> _What to produce_: List every line in this data where the string "type" occurs.

(Data entries for graphics)
:::::

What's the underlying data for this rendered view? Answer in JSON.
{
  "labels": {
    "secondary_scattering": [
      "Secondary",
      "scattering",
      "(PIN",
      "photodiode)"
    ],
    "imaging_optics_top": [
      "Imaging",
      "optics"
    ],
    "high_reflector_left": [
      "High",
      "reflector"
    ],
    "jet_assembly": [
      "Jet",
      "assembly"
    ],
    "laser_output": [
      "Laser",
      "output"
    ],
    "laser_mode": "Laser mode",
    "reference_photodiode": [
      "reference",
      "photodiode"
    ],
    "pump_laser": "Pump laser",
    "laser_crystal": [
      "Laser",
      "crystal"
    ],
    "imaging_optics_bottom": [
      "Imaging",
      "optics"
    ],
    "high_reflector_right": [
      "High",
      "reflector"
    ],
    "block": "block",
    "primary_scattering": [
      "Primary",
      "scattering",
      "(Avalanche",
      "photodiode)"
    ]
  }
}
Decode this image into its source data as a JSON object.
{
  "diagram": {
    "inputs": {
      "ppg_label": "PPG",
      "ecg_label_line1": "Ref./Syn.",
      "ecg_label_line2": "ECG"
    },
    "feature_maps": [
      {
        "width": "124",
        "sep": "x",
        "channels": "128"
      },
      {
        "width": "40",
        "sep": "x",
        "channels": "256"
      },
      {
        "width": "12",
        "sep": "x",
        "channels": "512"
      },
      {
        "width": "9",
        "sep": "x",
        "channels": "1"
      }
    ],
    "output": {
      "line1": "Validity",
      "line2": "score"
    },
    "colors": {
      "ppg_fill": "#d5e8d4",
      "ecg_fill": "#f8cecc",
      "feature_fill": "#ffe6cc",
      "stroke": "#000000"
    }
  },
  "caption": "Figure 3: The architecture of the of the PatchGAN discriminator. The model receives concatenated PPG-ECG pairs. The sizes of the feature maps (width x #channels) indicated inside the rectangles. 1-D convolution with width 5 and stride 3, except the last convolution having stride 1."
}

:::::

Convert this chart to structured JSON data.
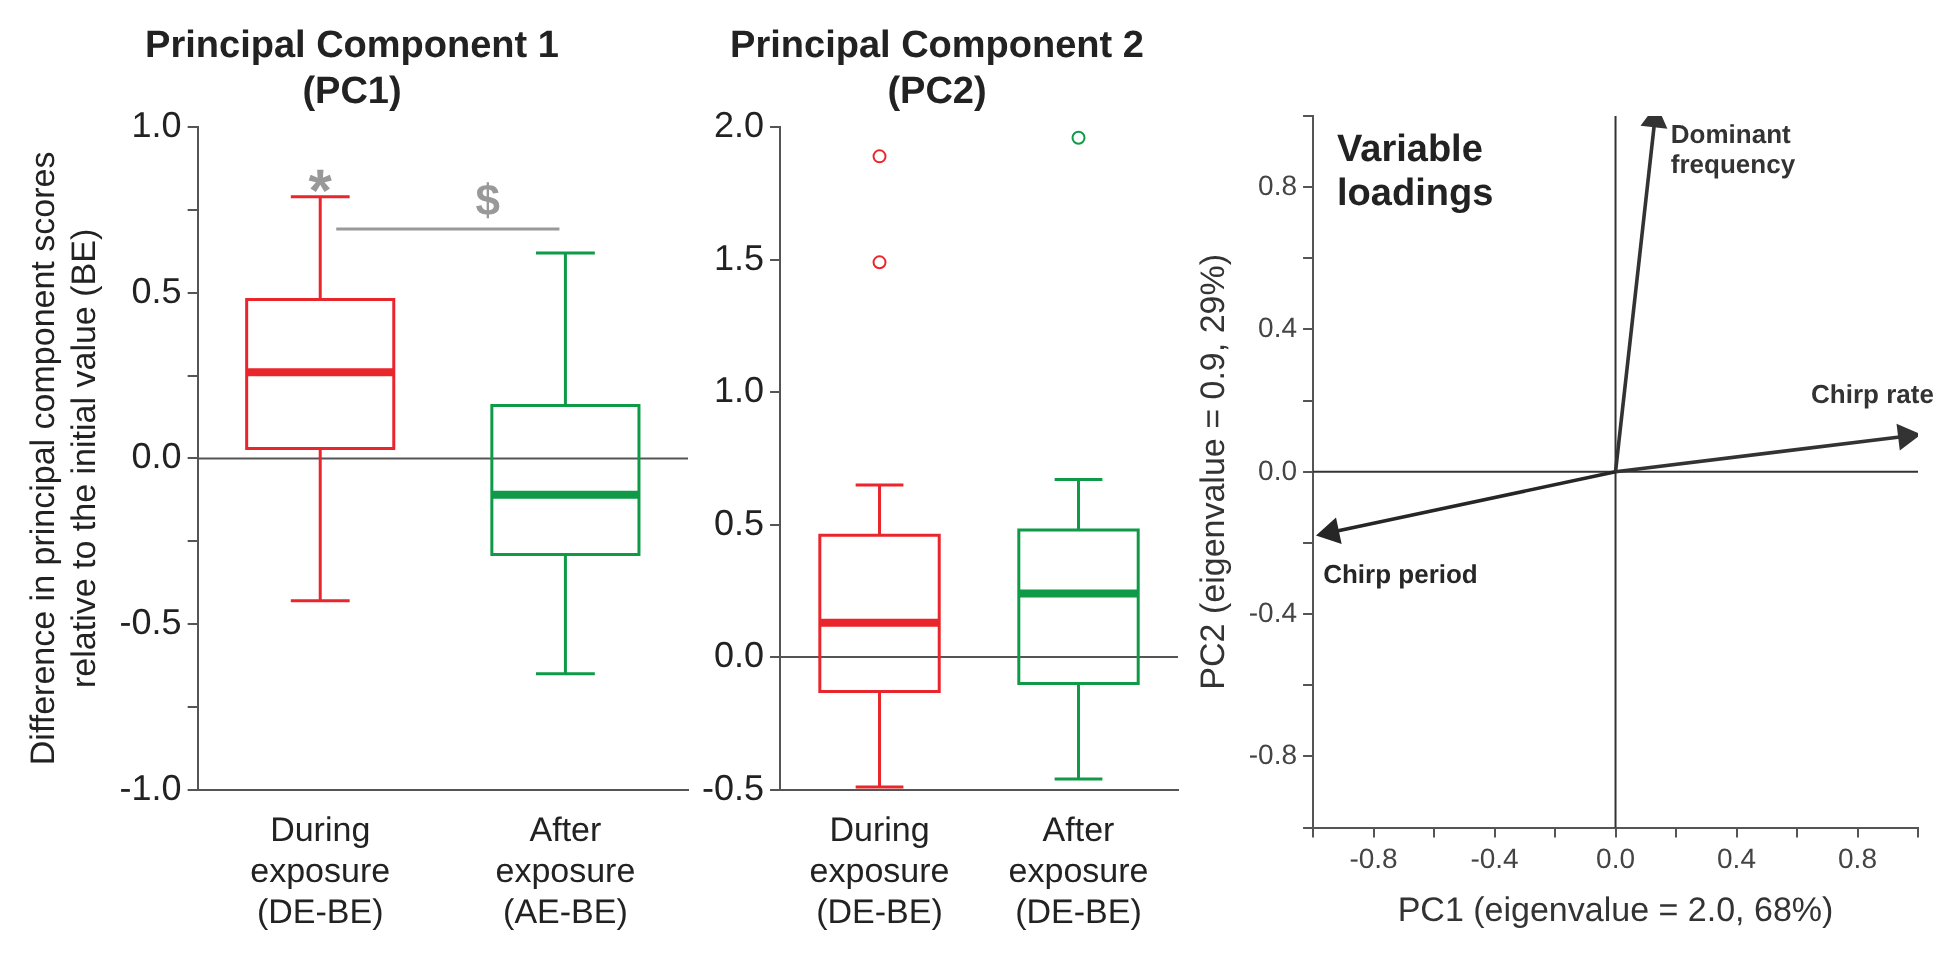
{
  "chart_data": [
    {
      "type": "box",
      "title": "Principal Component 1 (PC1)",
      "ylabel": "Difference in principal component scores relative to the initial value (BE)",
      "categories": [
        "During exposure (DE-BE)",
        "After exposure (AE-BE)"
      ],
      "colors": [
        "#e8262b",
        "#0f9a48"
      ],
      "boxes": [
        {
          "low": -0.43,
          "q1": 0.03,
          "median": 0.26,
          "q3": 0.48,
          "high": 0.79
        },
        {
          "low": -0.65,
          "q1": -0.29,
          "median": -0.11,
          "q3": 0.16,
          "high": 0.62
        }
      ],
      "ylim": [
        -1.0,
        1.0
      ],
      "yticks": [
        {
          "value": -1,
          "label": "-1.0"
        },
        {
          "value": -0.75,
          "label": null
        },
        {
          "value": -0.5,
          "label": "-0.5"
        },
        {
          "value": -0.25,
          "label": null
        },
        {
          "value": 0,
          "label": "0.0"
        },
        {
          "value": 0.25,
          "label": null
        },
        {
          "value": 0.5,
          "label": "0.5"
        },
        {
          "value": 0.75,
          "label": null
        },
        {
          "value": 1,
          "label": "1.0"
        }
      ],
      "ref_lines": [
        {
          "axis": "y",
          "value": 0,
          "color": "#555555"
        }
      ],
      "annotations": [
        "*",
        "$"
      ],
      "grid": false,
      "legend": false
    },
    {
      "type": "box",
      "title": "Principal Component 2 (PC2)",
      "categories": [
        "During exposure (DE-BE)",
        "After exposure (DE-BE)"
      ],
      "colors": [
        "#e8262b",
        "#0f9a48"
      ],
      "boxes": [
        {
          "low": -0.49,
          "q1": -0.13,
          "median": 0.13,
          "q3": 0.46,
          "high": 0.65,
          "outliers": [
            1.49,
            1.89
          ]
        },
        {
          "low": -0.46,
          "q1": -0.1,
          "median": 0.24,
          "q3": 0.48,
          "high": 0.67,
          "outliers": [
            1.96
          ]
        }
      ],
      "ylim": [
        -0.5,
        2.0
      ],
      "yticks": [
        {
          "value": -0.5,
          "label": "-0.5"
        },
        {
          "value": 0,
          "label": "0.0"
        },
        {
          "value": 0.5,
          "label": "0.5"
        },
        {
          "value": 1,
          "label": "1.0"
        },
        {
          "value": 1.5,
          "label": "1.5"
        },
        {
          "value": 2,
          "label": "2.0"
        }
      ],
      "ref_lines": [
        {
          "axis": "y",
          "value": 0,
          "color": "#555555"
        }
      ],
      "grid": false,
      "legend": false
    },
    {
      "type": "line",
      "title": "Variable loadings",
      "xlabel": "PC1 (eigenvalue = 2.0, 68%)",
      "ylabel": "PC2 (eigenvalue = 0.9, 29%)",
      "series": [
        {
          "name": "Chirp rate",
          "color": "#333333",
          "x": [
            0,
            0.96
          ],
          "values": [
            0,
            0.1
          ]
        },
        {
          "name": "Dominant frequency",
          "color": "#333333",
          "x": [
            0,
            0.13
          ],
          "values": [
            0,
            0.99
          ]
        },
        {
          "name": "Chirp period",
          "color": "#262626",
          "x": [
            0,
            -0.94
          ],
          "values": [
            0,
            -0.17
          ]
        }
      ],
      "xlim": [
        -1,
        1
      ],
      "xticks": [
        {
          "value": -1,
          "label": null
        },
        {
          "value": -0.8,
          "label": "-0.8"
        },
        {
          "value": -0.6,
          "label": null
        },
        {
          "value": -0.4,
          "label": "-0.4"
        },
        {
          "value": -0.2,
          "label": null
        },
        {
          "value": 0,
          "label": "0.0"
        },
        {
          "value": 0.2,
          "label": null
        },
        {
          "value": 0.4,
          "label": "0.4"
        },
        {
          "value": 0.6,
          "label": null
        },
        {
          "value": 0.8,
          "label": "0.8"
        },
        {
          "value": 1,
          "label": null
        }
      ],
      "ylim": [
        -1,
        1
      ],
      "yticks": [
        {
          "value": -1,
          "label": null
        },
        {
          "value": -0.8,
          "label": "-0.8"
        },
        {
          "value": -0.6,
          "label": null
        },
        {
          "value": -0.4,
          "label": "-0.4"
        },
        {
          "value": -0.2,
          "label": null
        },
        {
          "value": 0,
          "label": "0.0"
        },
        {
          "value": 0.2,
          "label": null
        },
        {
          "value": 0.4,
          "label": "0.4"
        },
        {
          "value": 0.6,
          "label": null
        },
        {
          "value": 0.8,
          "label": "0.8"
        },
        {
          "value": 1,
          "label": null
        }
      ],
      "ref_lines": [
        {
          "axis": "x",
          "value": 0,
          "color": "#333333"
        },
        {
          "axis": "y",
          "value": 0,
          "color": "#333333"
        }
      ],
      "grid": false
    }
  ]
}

:::::

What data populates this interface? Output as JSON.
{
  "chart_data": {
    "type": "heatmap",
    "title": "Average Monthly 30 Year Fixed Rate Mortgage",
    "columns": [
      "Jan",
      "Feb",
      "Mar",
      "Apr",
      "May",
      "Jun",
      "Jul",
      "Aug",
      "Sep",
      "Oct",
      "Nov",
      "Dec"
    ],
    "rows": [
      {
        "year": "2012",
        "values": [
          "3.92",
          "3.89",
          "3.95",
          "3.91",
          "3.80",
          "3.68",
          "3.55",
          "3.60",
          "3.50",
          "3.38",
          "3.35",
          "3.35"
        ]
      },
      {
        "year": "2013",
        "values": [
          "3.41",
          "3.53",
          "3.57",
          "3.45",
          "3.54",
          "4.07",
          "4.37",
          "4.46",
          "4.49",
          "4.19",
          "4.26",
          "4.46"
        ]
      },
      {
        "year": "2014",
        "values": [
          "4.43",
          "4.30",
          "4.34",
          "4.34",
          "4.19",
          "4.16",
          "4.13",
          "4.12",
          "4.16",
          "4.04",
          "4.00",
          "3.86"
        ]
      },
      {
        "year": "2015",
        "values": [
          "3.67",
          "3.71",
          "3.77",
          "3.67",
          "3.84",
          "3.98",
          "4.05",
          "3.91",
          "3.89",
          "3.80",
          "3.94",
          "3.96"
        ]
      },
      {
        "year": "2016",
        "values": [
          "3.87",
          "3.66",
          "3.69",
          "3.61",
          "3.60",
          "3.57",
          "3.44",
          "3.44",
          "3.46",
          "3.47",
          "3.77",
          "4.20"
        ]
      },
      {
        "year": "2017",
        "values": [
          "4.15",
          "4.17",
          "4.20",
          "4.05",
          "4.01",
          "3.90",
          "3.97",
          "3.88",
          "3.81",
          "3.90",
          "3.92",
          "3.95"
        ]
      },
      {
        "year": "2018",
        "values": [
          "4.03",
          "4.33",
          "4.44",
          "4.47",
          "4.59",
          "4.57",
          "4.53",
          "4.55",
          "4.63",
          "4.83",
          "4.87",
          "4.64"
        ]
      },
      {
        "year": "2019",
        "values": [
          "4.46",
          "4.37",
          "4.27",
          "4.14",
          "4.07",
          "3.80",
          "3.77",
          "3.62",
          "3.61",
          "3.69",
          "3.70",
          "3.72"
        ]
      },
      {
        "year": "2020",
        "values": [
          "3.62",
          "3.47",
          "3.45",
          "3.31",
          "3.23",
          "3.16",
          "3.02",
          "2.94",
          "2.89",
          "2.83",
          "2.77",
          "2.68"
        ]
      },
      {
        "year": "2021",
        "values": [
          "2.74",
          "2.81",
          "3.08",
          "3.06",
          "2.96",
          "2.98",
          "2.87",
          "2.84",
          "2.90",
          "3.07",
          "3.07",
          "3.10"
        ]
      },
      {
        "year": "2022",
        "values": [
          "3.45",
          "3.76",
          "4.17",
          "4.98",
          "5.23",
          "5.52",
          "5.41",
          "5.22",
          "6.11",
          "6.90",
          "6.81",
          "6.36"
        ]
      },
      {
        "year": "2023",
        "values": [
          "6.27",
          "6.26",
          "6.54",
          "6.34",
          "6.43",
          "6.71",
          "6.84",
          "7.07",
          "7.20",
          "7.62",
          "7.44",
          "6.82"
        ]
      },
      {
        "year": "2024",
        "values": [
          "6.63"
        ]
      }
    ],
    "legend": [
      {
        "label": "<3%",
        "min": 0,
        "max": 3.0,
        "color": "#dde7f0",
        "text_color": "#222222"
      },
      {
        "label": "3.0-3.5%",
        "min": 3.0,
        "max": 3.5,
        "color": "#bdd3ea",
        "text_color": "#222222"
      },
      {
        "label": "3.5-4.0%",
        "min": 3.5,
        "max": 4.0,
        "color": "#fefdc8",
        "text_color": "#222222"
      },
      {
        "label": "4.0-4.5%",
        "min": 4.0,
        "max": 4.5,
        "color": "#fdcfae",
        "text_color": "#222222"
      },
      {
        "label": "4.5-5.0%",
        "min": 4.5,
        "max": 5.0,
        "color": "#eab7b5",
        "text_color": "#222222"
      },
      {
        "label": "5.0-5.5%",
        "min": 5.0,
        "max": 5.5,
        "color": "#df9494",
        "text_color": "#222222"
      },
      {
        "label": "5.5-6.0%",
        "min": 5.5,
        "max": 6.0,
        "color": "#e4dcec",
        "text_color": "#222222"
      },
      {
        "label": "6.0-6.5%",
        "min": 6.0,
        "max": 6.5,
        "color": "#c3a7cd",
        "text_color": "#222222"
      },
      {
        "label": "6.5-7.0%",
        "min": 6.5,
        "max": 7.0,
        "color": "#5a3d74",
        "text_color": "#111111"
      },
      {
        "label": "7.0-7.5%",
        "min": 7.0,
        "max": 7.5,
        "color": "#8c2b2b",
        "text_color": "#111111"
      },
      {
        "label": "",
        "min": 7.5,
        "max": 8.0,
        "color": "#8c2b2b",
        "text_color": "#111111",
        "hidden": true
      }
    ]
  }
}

:::::

> _Finished exercise_:
      "type": "box",
      "type": "box",
      "type": "line",
    "type": "heatmap",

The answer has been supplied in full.